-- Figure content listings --

[start]

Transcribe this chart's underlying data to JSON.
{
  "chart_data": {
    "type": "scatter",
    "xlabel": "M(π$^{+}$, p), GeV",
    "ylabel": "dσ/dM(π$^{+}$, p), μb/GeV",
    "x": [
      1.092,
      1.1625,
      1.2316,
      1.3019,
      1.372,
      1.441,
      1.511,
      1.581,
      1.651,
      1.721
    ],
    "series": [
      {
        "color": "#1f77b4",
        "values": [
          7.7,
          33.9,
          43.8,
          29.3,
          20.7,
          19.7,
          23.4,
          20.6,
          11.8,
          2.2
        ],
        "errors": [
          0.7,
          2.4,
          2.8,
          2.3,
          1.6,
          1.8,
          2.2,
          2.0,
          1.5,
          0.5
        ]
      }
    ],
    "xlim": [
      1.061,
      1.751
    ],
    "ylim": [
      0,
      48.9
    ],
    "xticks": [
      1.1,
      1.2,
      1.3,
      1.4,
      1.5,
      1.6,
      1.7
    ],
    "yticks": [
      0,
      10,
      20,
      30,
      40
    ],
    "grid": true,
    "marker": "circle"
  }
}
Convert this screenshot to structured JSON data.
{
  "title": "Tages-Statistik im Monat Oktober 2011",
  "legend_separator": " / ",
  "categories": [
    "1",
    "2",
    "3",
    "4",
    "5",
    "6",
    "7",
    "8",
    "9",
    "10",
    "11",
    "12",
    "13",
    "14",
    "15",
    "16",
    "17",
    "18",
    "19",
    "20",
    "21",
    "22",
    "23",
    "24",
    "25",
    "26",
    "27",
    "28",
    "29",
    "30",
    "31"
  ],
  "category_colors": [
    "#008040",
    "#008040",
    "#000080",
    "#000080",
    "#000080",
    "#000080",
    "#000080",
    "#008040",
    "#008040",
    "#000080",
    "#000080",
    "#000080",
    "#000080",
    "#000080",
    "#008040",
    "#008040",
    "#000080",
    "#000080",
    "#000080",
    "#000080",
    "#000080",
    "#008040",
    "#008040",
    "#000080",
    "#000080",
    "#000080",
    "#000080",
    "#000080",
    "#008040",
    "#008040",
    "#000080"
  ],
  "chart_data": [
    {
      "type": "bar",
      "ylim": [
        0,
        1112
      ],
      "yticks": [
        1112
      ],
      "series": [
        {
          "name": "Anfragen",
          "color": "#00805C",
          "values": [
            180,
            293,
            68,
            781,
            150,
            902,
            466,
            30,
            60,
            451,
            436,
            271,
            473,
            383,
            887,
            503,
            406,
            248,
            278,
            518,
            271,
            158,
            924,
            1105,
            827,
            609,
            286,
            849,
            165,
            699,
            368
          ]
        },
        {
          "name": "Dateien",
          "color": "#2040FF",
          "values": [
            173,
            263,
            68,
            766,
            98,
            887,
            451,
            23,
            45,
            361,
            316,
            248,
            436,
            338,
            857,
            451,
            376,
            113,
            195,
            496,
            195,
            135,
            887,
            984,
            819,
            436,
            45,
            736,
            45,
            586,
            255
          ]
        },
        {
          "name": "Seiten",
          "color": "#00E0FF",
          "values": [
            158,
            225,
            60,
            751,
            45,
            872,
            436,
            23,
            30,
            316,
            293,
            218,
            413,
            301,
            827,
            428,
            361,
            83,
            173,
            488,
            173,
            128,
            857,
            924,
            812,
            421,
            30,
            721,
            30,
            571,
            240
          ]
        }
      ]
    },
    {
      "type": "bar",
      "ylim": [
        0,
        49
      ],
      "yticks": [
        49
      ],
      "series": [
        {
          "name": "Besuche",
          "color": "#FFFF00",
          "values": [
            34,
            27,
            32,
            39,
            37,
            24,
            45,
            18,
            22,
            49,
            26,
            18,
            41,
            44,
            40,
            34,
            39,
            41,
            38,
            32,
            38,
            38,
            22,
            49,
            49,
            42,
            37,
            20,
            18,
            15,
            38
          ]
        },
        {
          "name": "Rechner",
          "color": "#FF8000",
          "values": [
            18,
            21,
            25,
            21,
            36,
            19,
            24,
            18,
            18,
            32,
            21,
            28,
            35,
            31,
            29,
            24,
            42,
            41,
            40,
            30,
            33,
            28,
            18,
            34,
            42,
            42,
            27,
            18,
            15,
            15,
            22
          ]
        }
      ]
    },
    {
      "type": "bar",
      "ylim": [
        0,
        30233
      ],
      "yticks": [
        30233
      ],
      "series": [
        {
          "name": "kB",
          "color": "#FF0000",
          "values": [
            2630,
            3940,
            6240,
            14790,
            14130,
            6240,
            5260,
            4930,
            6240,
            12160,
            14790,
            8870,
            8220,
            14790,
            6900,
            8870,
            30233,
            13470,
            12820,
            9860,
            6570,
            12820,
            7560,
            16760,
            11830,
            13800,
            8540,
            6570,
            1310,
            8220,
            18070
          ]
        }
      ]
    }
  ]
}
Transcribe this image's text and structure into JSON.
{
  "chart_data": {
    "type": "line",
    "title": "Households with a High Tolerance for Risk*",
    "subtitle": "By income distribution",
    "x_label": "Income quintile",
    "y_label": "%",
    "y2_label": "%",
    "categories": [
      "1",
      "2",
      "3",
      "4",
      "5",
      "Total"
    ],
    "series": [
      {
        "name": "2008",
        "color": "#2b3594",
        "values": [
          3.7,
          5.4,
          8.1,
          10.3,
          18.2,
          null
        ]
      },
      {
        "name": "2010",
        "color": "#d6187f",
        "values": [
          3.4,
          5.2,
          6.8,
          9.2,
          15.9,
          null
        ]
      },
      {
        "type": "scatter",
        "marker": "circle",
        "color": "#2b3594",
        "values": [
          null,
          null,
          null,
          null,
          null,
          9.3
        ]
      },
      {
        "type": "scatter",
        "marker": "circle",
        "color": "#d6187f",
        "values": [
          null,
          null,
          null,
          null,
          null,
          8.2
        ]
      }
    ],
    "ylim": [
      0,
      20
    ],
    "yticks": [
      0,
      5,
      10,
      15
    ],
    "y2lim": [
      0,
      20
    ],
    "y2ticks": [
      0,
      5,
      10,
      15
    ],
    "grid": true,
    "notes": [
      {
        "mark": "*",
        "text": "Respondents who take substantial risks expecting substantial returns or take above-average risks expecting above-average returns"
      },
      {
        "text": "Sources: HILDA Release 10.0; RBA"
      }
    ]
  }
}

[end]

-- Task to carry out --
Above are some records; extract every one of them exactly.

-- Output of the task --
Transcribe this chart's underlying data to JSON.
{
  "chart_data": {
    "type": "scatter",
    "xlabel": "M(π$^{+}$, p), GeV",
    "ylabel": "dσ/dM(π$^{+}$, p), μb/GeV",
    "x": [
      1.092,
      1.1625,
      1.2316,
      1.3019,
      1.372,
      1.441,
      1.511,
      1.581,
      1.651,
      1.721
    ],
    "series": [
      {
        "color": "#1f77b4",
        "values": [
          7.7,
          33.9,
          43.8,
          29.3,
          20.7,
          19.7,
          23.4,
          20.6,
          11.8,
          2.2
        ],
        "errors": [
          0.7,
          2.4,
          2.8,
          2.3,
          1.6,
          1.8,
          2.2,
          2.0,
          1.5,
          0.5
        ]
      }
    ],
    "xlim": [
      1.061,
      1.751
    ],
    "ylim": [
      0,
      48.9
    ],
    "xticks": [
      1.1,
      1.2,
      1.3,
      1.4,
      1.5,
      1.6,
      1.7
    ],
    "yticks": [
      0,
      10,
      20,
      30,
      40
    ],
    "grid": true,
    "marker": "circle"
  }
}
Convert this screenshot to structured JSON data.
{
  "title": "Tages-Statistik im Monat Oktober 2011",
  "legend_separator": " / ",
  "categories": [
    "1",
    "2",
    "3",
    "4",
    "5",
    "6",
    "7",
    "8",
    "9",
    "10",
    "11",
    "12",
    "13",
    "14",
    "15",
    "16",
    "17",
    "18",
    "19",
    "20",
    "21",
    "22",
    "23",
    "24",
    "25",
    "26",
    "27",
    "28",
    "29",
    "30",
    "31"
  ],
  "category_colors": [
    "#008040",
    "#008040",
    "#000080",
    "#000080",
    "#000080",
    "#000080",
    "#000080",
    "#008040",
    "#008040",
    "#000080",
    "#000080",
    "#000080",
    "#000080",
    "#000080",
    "#008040",
    "#008040",
    "#000080",
    "#000080",
    "#000080",
    "#000080",
    "#000080",
    "#008040",
    "#008040",
    "#000080",
    "#000080",
    "#000080",
    "#000080",
    "#000080",
    "#008040",
    "#008040",
    "#000080"
  ],
  "chart_data": [
    {
      "type": "bar",
      "ylim": [
        0,
        1112
      ],
      "yticks": [
        1112
      ],
      "series": [
        {
          "name": "Anfragen",
          "color": "#00805C",
          "values": [
            180,
            293,
            68,
            781,
            150,
            902,
            466,
            30,
            60,
            451,
            436,
            271,
            473,
            383,
            887,
            503,
            406,
            248,
            278,
            518,
            271,
            158,
            924,
            1105,
            827,
            609,
            286,
            849,
            165,
            699,
            368
          ]
        },
        {
          "name": "Dateien",
          "color": "#2040FF",
          "values": [
            173,
            263,
            68,
            766,
            98,
            887,
            451,
            23,
            45,
            361,
            316,
            248,
            436,
            338,
            857,
            451,
            376,
            113,
            195,
            496,
            195,
            135,
            887,
            984,
            819,
            436,
            45,
            736,
            45,
            586,
            255
          ]
        },
        {
          "name": "Seiten",
          "color": "#00E0FF",
          "values": [
            158,
            225,
            60,
            751,
            45,
            872,
            436,
            23,
            30,
            316,
            293,
            218,
            413,
            301,
            827,
            428,
            361,
            83,
            173,
            488,
            173,
            128,
            857,
            924,
            812,
            421,
            30,
            721,
            30,
            571,
            240
          ]
        }
      ]
    },
    {
      "type": "bar",
      "ylim": [
        0,
        49
      ],
      "yticks": [
        49
      ],
      "series": [
        {
          "name": "Besuche",
          "color": "#FFFF00",
          "values": [
            34,
            27,
            32,
            39,
            37,
            24,
            45,
            18,
            22,
            49,
            26,
            18,
            41,
            44,
            40,
            34,
            39,
            41,
            38,
            32,
            38,
            38,
            22,
            49,
            49,
            42,
            37,
            20,
            18,
            15,
            38
          ]
        },
        {
          "name": "Rechner",
          "color": "#FF8000",
          "values": [
            18,
            21,
            25,
            21,
            36,
            19,
            24,
            18,
            18,
            32,
            21,
            28,
            35,
            31,
            29,
            24,
            42,
            41,
            40,
            30,
            33,
            28,
            18,
            34,
            42,
            42,
            27,
            18,
            15,
            15,
            22
          ]
        }
      ]
    },
    {
      "type": "bar",
      "ylim": [
        0,
        30233
      ],
      "yticks": [
        30233
      ],
      "series": [
        {
          "name": "kB",
          "color": "#FF0000",
          "values": [
            2630,
            3940,
            6240,
            14790,
            14130,
            6240,
            5260,
            4930,
            6240,
            12160,
            14790,
            8870,
            8220,
            14790,
            6900,
            8870,
            30233,
            13470,
            12820,
            9860,
            6570,
            12820,
            7560,
            16760,
            11830,
            13800,
            8540,
            6570,
            1310,
            8220,
            18070
          ]
        }
      ]
    }
  ]
}
Transcribe this image's text and structure into JSON.
{
  "chart_data": {
    "type": "line",
    "title": "Households with a High Tolerance for Risk*",
    "subtitle": "By income distribution",
    "x_label": "Income quintile",
    "y_label": "%",
    "y2_label": "%",
    "categories": [
      "1",
      "2",
      "3",
      "4",
      "5",
      "Total"
    ],
    "series": [
      {
        "name": "2008",
        "color": "#2b3594",
        "values": [
          3.7,
          5.4,
          8.1,
          10.3,
          18.2,
          null
        ]
      },
      {
        "name": "2010",
        "color": "#d6187f",
        "values": [
          3.4,
          5.2,
          6.8,
          9.2,
          15.9,
          null
        ]
      },
      {
        "type": "scatter",
        "marker": "circle",
        "color": "#2b3594",
        "values": [
          null,
          null,
          null,
          null,
          null,
          9.3
        ]
      },
      {
        "type": "scatter",
        "marker": "circle",
        "color": "#d6187f",
        "values": [
          null,
          null,
          null,
          null,
          null,
          8.2
        ]
      }
    ],
    "ylim": [
      0,
      20
    ],
    "yticks": [
      0,
      5,
      10,
      15
    ],
    "y2lim": [
      0,
      20
    ],
    "y2ticks": [
      0,
      5,
      10,
      15
    ],
    "grid": true,
    "notes": [
      {
        "mark": "*",
        "text": "Respondents who take substantial risks expecting substantial returns or take above-average risks expecting above-average returns"
      },
      {
        "text": "Sources: HILDA Release 10.0; RBA"
      }
    ]
  }
}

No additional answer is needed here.